Copy each entry below verbatim. Skip the pictures.
═════ DATASET CONTENT ═════
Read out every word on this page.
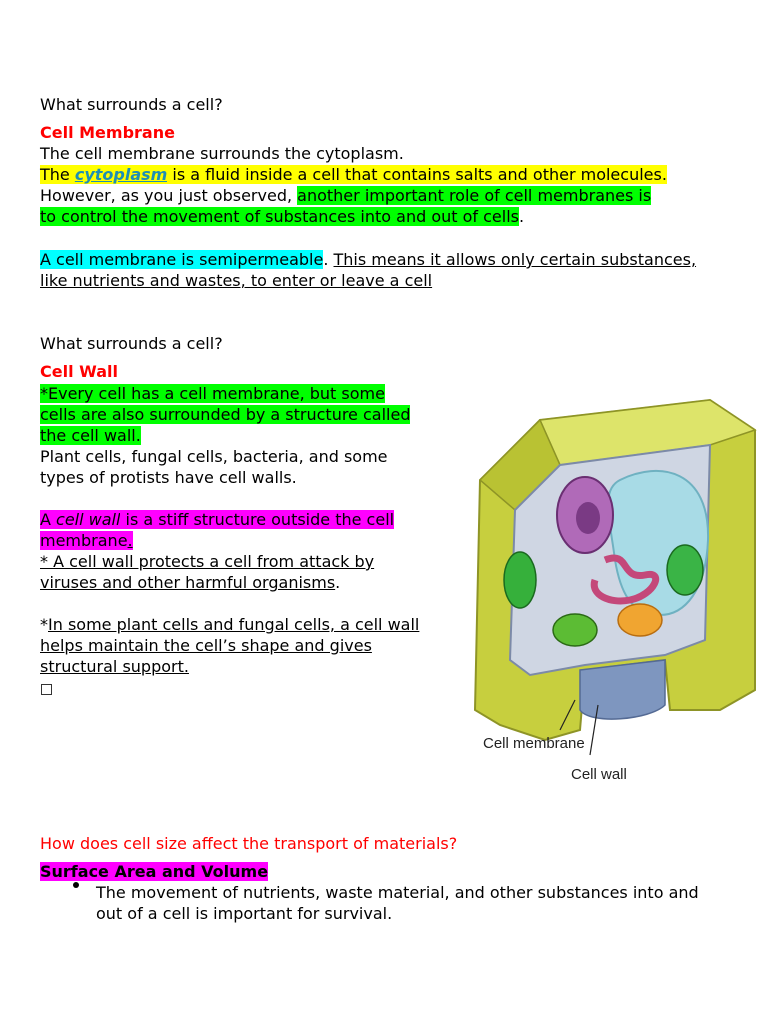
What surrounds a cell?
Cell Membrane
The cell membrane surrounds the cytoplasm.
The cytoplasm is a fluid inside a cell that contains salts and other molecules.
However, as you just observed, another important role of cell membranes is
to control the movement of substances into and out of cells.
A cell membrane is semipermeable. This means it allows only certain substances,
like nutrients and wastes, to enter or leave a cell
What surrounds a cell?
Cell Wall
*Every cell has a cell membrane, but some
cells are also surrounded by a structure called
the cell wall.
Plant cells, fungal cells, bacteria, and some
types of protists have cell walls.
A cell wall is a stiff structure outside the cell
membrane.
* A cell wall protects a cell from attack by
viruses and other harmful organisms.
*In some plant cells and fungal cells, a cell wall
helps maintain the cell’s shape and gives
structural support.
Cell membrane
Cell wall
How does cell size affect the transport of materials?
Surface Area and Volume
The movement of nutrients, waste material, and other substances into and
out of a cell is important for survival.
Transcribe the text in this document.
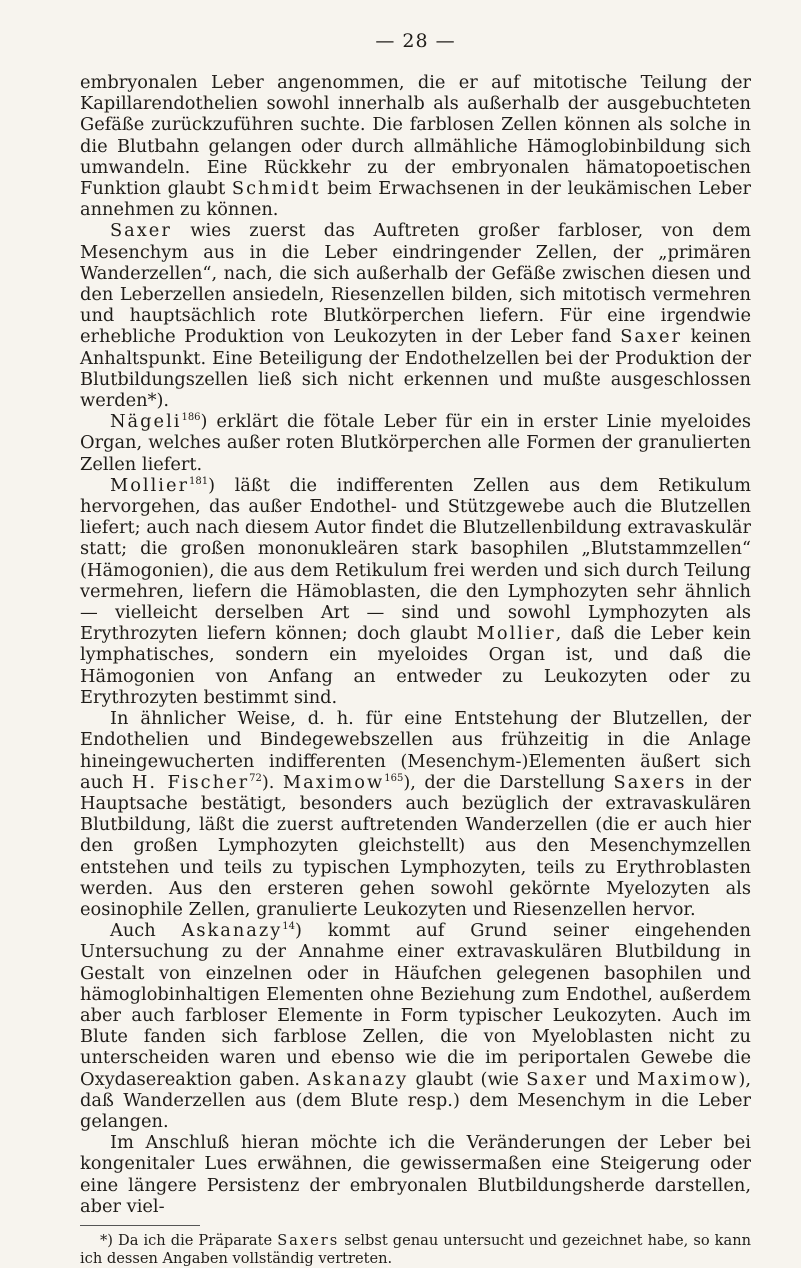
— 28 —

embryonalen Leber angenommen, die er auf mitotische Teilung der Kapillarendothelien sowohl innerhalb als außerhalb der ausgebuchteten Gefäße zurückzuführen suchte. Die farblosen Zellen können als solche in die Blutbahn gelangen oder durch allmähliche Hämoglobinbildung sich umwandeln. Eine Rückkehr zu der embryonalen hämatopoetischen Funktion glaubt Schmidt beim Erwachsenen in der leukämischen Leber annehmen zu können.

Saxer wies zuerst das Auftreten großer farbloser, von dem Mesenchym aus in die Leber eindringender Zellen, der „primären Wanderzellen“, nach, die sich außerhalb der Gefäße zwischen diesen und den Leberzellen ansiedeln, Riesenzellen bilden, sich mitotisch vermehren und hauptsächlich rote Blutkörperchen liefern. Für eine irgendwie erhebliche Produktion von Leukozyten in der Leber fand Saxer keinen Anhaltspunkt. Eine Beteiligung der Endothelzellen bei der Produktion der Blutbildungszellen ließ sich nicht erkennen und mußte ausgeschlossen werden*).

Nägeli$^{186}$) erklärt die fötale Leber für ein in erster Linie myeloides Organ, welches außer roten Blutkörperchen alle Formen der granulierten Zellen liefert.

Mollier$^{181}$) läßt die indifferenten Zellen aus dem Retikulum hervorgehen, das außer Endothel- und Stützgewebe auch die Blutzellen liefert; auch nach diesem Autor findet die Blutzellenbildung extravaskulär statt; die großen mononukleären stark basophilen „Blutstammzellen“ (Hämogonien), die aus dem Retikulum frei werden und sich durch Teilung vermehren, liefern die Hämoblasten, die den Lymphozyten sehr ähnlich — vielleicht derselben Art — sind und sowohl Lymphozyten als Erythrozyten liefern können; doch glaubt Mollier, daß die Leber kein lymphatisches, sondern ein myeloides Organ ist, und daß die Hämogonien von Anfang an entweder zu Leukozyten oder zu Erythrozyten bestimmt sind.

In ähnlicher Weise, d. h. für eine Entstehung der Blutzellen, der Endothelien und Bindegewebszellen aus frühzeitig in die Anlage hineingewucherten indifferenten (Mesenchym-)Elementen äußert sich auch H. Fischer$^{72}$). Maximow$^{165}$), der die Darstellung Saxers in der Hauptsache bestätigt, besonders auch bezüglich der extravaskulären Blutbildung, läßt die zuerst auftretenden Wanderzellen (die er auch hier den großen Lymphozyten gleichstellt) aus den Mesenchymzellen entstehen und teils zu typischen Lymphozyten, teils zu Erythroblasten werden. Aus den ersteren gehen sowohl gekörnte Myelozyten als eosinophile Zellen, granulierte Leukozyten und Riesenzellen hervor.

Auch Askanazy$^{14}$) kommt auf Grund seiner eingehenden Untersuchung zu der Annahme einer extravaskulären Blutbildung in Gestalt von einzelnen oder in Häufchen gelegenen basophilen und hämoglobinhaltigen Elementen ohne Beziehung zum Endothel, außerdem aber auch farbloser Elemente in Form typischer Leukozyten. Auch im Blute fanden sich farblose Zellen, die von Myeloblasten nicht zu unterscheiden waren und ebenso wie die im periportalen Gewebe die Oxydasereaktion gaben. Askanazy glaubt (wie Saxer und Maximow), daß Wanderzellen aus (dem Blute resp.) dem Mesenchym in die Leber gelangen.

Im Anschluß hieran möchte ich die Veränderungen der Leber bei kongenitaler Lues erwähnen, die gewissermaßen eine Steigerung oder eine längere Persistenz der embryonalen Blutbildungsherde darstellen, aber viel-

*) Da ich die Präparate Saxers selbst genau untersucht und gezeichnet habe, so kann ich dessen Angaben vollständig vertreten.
═════
RESULT
Read out every word on this page.
What surrounds a cell?
Cell Membrane
The cell membrane surrounds the cytoplasm.
The cytoplasm is a fluid inside a cell that contains salts and other molecules.
However, as you just observed, another important role of cell membranes is
to control the movement of substances into and out of cells.
A cell membrane is semipermeable. This means it allows only certain substances,
like nutrients and wastes, to enter or leave a cell
What surrounds a cell?
Cell Wall
*Every cell has a cell membrane, but some
cells are also surrounded by a structure called
the cell wall.
Plant cells, fungal cells, bacteria, and some
types of protists have cell walls.
A cell wall is a stiff structure outside the cell
membrane.
* A cell wall protects a cell from attack by
viruses and other harmful organisms.
*In some plant cells and fungal cells, a cell wall
helps maintain the cell’s shape and gives
structural support.
Cell membrane
Cell wall
How does cell size affect the transport of materials?
Surface Area and Volume
The movement of nutrients, waste material, and other substances into and
out of a cell is important for survival.
Transcribe the text in this document.
— 28 —

embryonalen Leber angenommen, die er auf mitotische Teilung der Kapillarendothelien sowohl innerhalb als außerhalb der ausgebuchteten Gefäße zurückzuführen suchte. Die farblosen Zellen können als solche in die Blutbahn gelangen oder durch allmähliche Hämoglobinbildung sich umwandeln. Eine Rückkehr zu der embryonalen hämatopoetischen Funktion glaubt Schmidt beim Erwachsenen in der leukämischen Leber annehmen zu können.

Saxer wies zuerst das Auftreten großer farbloser, von dem Mesenchym aus in die Leber eindringender Zellen, der „primären Wanderzellen“, nach, die sich außerhalb der Gefäße zwischen diesen und den Leberzellen ansiedeln, Riesenzellen bilden, sich mitotisch vermehren und hauptsächlich rote Blutkörperchen liefern. Für eine irgendwie erhebliche Produktion von Leukozyten in der Leber fand Saxer keinen Anhaltspunkt. Eine Beteiligung der Endothelzellen bei der Produktion der Blutbildungszellen ließ sich nicht erkennen und mußte ausgeschlossen werden*).

Nägeli$^{186}$) erklärt die fötale Leber für ein in erster Linie myeloides Organ, welches außer roten Blutkörperchen alle Formen der granulierten Zellen liefert.

Mollier$^{181}$) läßt die indifferenten Zellen aus dem Retikulum hervorgehen, das außer Endothel- und Stützgewebe auch die Blutzellen liefert; auch nach diesem Autor findet die Blutzellenbildung extravaskulär statt; die großen mononukleären stark basophilen „Blutstammzellen“ (Hämogonien), die aus dem Retikulum frei werden und sich durch Teilung vermehren, liefern die Hämoblasten, die den Lymphozyten sehr ähnlich — vielleicht derselben Art — sind und sowohl Lymphozyten als Erythrozyten liefern können; doch glaubt Mollier, daß die Leber kein lymphatisches, sondern ein myeloides Organ ist, und daß die Hämogonien von Anfang an entweder zu Leukozyten oder zu Erythrozyten bestimmt sind.

In ähnlicher Weise, d. h. für eine Entstehung der Blutzellen, der Endothelien und Bindegewebszellen aus frühzeitig in die Anlage hineingewucherten indifferenten (Mesenchym-)Elementen äußert sich auch H. Fischer$^{72}$). Maximow$^{165}$), der die Darstellung Saxers in der Hauptsache bestätigt, besonders auch bezüglich der extravaskulären Blutbildung, läßt die zuerst auftretenden Wanderzellen (die er auch hier den großen Lymphozyten gleichstellt) aus den Mesenchymzellen entstehen und teils zu typischen Lymphozyten, teils zu Erythroblasten werden. Aus den ersteren gehen sowohl gekörnte Myelozyten als eosinophile Zellen, granulierte Leukozyten und Riesenzellen hervor.

Auch Askanazy$^{14}$) kommt auf Grund seiner eingehenden Untersuchung zu der Annahme einer extravaskulären Blutbildung in Gestalt von einzelnen oder in Häufchen gelegenen basophilen und hämoglobinhaltigen Elementen ohne Beziehung zum Endothel, außerdem aber auch farbloser Elemente in Form typischer Leukozyten. Auch im Blute fanden sich farblose Zellen, die von Myeloblasten nicht zu unterscheiden waren und ebenso wie die im periportalen Gewebe die Oxydasereaktion gaben. Askanazy glaubt (wie Saxer und Maximow), daß Wanderzellen aus (dem Blute resp.) dem Mesenchym in die Leber gelangen.

Im Anschluß hieran möchte ich die Veränderungen der Leber bei kongenitaler Lues erwähnen, die gewissermaßen eine Steigerung oder eine längere Persistenz der embryonalen Blutbildungsherde darstellen, aber viel-

*) Da ich die Präparate Saxers selbst genau untersucht und gezeichnet habe, so kann ich dessen Angaben vollständig vertreten.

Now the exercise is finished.